===== Records supplied =====
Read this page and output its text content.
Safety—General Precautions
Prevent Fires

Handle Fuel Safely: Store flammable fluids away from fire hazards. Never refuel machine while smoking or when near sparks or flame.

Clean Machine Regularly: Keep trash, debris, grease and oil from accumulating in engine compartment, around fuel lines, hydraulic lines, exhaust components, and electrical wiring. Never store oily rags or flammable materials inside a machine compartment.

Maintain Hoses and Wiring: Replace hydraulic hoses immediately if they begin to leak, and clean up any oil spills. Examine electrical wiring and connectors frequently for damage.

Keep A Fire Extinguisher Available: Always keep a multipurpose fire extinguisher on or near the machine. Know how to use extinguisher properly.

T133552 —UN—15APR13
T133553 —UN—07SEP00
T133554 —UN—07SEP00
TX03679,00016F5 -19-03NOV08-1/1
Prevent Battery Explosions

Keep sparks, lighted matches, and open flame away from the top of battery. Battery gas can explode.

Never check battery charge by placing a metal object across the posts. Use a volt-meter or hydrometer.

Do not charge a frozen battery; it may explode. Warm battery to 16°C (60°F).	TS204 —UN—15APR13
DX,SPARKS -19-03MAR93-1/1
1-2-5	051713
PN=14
=====
The records above need to be transcribed in full. Keep every character unchanged.

Read this page and output its text content.
Safety—General Precautions
Prevent Fires

Handle Fuel Safely: Store flammable fluids away from fire hazards. Never refuel machine while smoking or when near sparks or flame.

Clean Machine Regularly: Keep trash, debris, grease and oil from accumulating in engine compartment, around fuel lines, hydraulic lines, exhaust components, and electrical wiring. Never store oily rags or flammable materials inside a machine compartment.

Maintain Hoses and Wiring: Replace hydraulic hoses immediately if they begin to leak, and clean up any oil spills. Examine electrical wiring and connectors frequently for damage.

Keep A Fire Extinguisher Available: Always keep a multipurpose fire extinguisher on or near the machine. Know how to use extinguisher properly.

T133552 —UN—15APR13
T133553 —UN—07SEP00
T133554 —UN—07SEP00
TX03679,00016F5 -19-03NOV08-1/1
Prevent Battery Explosions

Keep sparks, lighted matches, and open flame away from the top of battery. Battery gas can explode.

Never check battery charge by placing a metal object across the posts. Use a volt-meter or hydrometer.

Do not charge a frozen battery; it may explode. Warm battery to 16°C (60°F).	TS204 —UN—15APR13
DX,SPARKS -19-03MAR93-1/1
1-2-5	051713
PN=14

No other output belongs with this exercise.